*** SUPPLIED MATERIAL
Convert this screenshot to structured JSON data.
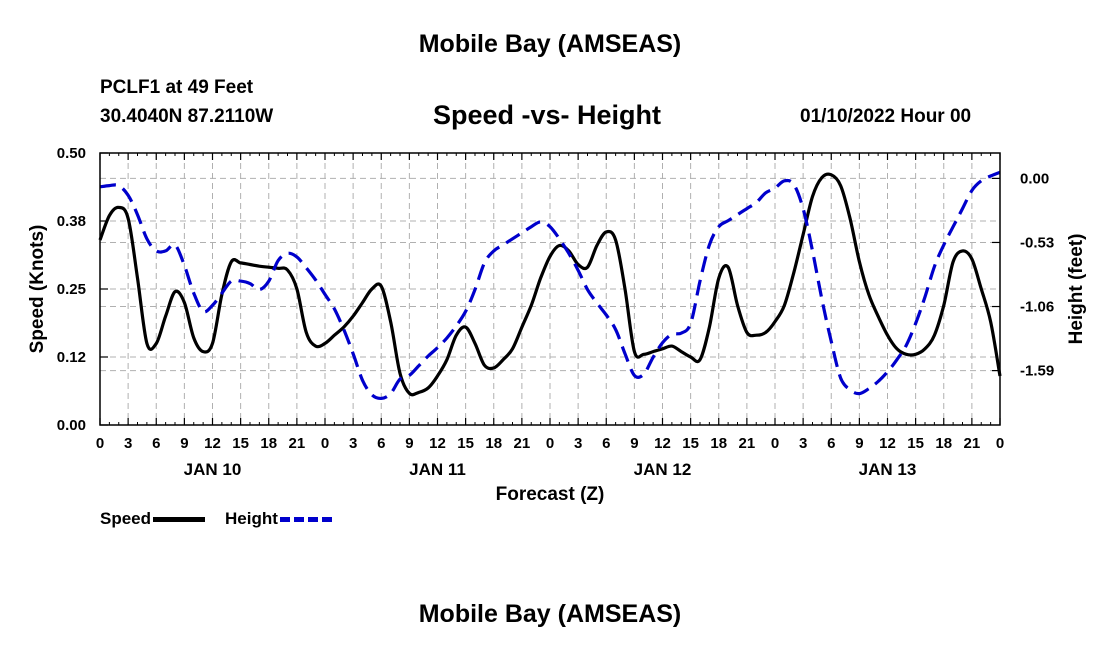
{
  "header": {
    "title": "Mobile Bay (AMSEAS)",
    "station": "PCLF1 at 49 Feet",
    "coordinates": "30.4040N  87.2110W",
    "subtitle": "Speed -vs- Height",
    "datetime": "01/10/2022 Hour 00"
  },
  "footer": {
    "title": "Mobile Bay (AMSEAS)"
  },
  "legend": {
    "speed_label": "Speed",
    "height_label": "Height"
  },
  "colors": {
    "speed": "#000000",
    "height": "#0000cc",
    "grid": "#b0b0b0"
  },
  "chart_data": {
    "type": "line",
    "title": "Speed -vs- Height",
    "xlabel": "Forecast (Z)",
    "ylabel": "Speed (Knots)",
    "y2label": "Height (feet)",
    "x_range_hours": [
      0,
      96
    ],
    "x_ticks": [
      {
        "hour": 0,
        "label": "0"
      },
      {
        "hour": 3,
        "label": "3"
      },
      {
        "hour": 6,
        "label": "6"
      },
      {
        "hour": 9,
        "label": "9"
      },
      {
        "hour": 12,
        "label": "12"
      },
      {
        "hour": 15,
        "label": "15"
      },
      {
        "hour": 18,
        "label": "18"
      },
      {
        "hour": 21,
        "label": "21"
      },
      {
        "hour": 24,
        "label": "0"
      },
      {
        "hour": 27,
        "label": "3"
      },
      {
        "hour": 30,
        "label": "6"
      },
      {
        "hour": 33,
        "label": "9"
      },
      {
        "hour": 36,
        "label": "12"
      },
      {
        "hour": 39,
        "label": "15"
      },
      {
        "hour": 42,
        "label": "18"
      },
      {
        "hour": 45,
        "label": "21"
      },
      {
        "hour": 48,
        "label": "0"
      },
      {
        "hour": 51,
        "label": "3"
      },
      {
        "hour": 54,
        "label": "6"
      },
      {
        "hour": 57,
        "label": "9"
      },
      {
        "hour": 60,
        "label": "12"
      },
      {
        "hour": 63,
        "label": "15"
      },
      {
        "hour": 66,
        "label": "18"
      },
      {
        "hour": 69,
        "label": "21"
      },
      {
        "hour": 72,
        "label": "0"
      },
      {
        "hour": 75,
        "label": "3"
      },
      {
        "hour": 78,
        "label": "6"
      },
      {
        "hour": 81,
        "label": "9"
      },
      {
        "hour": 84,
        "label": "12"
      },
      {
        "hour": 87,
        "label": "15"
      },
      {
        "hour": 90,
        "label": "18"
      },
      {
        "hour": 93,
        "label": "21"
      },
      {
        "hour": 96,
        "label": "0"
      }
    ],
    "day_labels": [
      {
        "hour": 12,
        "label": "JAN 10"
      },
      {
        "hour": 36,
        "label": "JAN 11"
      },
      {
        "hour": 60,
        "label": "JAN 12"
      },
      {
        "hour": 84,
        "label": "JAN 13"
      }
    ],
    "y_left": {
      "min": 0,
      "max": 0.5,
      "ticks": [
        {
          "value": 0.0,
          "label": "0.00"
        },
        {
          "value": 0.125,
          "label": "0.12"
        },
        {
          "value": 0.25,
          "label": "0.25"
        },
        {
          "value": 0.375,
          "label": "0.38"
        },
        {
          "value": 0.5,
          "label": "0.50"
        }
      ]
    },
    "y_right": {
      "min": -2.04,
      "max": 0.21,
      "ticks": [
        {
          "value": 0.0,
          "label": "0.00"
        },
        {
          "value": -0.53,
          "label": "-0.53"
        },
        {
          "value": -1.06,
          "label": "-1.06"
        },
        {
          "value": -1.59,
          "label": "-1.59"
        }
      ]
    },
    "series": [
      {
        "name": "Speed",
        "axis": "left",
        "style": "solid",
        "x": [
          0,
          1,
          2,
          3,
          4,
          5,
          6,
          7,
          8,
          9,
          10,
          11,
          12,
          13,
          14,
          15,
          16,
          17,
          18,
          19,
          20,
          21,
          22,
          23,
          24,
          25,
          26,
          27,
          28,
          29,
          30,
          31,
          32,
          33,
          34,
          35,
          36,
          37,
          38,
          39,
          40,
          41,
          42,
          43,
          44,
          45,
          46,
          47,
          48,
          49,
          50,
          51,
          52,
          53,
          54,
          55,
          56,
          57,
          58,
          59,
          60,
          61,
          62,
          63,
          64,
          65,
          66,
          67,
          68,
          69,
          70,
          71,
          72,
          73,
          74,
          75,
          76,
          77,
          78,
          79,
          80,
          81,
          82,
          83,
          84,
          85,
          86,
          87,
          88,
          89,
          90,
          91,
          92,
          93,
          94,
          95,
          96
        ],
        "values": [
          0.34,
          0.385,
          0.4,
          0.38,
          0.27,
          0.15,
          0.15,
          0.2,
          0.245,
          0.225,
          0.16,
          0.135,
          0.15,
          0.24,
          0.3,
          0.298,
          0.295,
          0.292,
          0.29,
          0.288,
          0.285,
          0.25,
          0.17,
          0.145,
          0.15,
          0.165,
          0.18,
          0.2,
          0.225,
          0.25,
          0.255,
          0.19,
          0.095,
          0.058,
          0.06,
          0.068,
          0.09,
          0.12,
          0.165,
          0.18,
          0.15,
          0.11,
          0.105,
          0.12,
          0.14,
          0.18,
          0.22,
          0.27,
          0.31,
          0.33,
          0.32,
          0.295,
          0.29,
          0.33,
          0.355,
          0.34,
          0.25,
          0.135,
          0.13,
          0.135,
          0.14,
          0.145,
          0.135,
          0.125,
          0.12,
          0.18,
          0.27,
          0.29,
          0.22,
          0.17,
          0.165,
          0.17,
          0.19,
          0.22,
          0.28,
          0.35,
          0.42,
          0.455,
          0.46,
          0.44,
          0.38,
          0.3,
          0.24,
          0.2,
          0.165,
          0.14,
          0.13,
          0.13,
          0.14,
          0.165,
          0.22,
          0.3,
          0.32,
          0.305,
          0.25,
          0.19,
          0.09
        ]
      },
      {
        "name": "Height",
        "axis": "right",
        "style": "dashed",
        "x": [
          0,
          1,
          2,
          3,
          4,
          5,
          6,
          7,
          8,
          9,
          10,
          11,
          12,
          13,
          14,
          15,
          16,
          17,
          18,
          19,
          20,
          21,
          22,
          23,
          24,
          25,
          26,
          27,
          28,
          29,
          30,
          31,
          32,
          33,
          34,
          35,
          36,
          37,
          38,
          39,
          40,
          41,
          42,
          43,
          44,
          45,
          46,
          47,
          48,
          49,
          50,
          51,
          52,
          53,
          54,
          55,
          56,
          57,
          58,
          59,
          60,
          61,
          62,
          63,
          64,
          65,
          66,
          67,
          68,
          69,
          70,
          71,
          72,
          73,
          74,
          75,
          76,
          77,
          78,
          79,
          80,
          81,
          82,
          83,
          84,
          85,
          86,
          87,
          88,
          89,
          90,
          91,
          92,
          93,
          94,
          95,
          96
        ],
        "values": [
          -0.07,
          -0.06,
          -0.06,
          -0.14,
          -0.3,
          -0.5,
          -0.6,
          -0.6,
          -0.55,
          -0.72,
          -0.95,
          -1.1,
          -1.05,
          -0.95,
          -0.85,
          -0.85,
          -0.87,
          -0.92,
          -0.85,
          -0.68,
          -0.62,
          -0.65,
          -0.74,
          -0.84,
          -0.96,
          -1.08,
          -1.25,
          -1.45,
          -1.67,
          -1.79,
          -1.82,
          -1.78,
          -1.66,
          -1.63,
          -1.55,
          -1.47,
          -1.4,
          -1.32,
          -1.22,
          -1.1,
          -0.92,
          -0.7,
          -0.6,
          -0.55,
          -0.5,
          -0.45,
          -0.4,
          -0.36,
          -0.4,
          -0.5,
          -0.62,
          -0.76,
          -0.92,
          -1.03,
          -1.13,
          -1.25,
          -1.45,
          -1.63,
          -1.62,
          -1.48,
          -1.36,
          -1.29,
          -1.28,
          -1.2,
          -0.85,
          -0.55,
          -0.4,
          -0.35,
          -0.3,
          -0.25,
          -0.2,
          -0.12,
          -0.08,
          -0.02,
          -0.05,
          -0.25,
          -0.6,
          -1.0,
          -1.35,
          -1.65,
          -1.75,
          -1.78,
          -1.74,
          -1.68,
          -1.6,
          -1.5,
          -1.38,
          -1.2,
          -0.98,
          -0.73,
          -0.55,
          -0.4,
          -0.25,
          -0.1,
          -0.02,
          0.02,
          0.05
        ]
      }
    ]
  }
}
******
* **TASK OBJECTIVE**
Search the preceding listing for the word "Mobile" and pull out every line that holds it.

* **TASK SOLUTION**
    "title": "Mobile Bay (AMSEAS)",
    "title": "Mobile Bay (AMSEAS)"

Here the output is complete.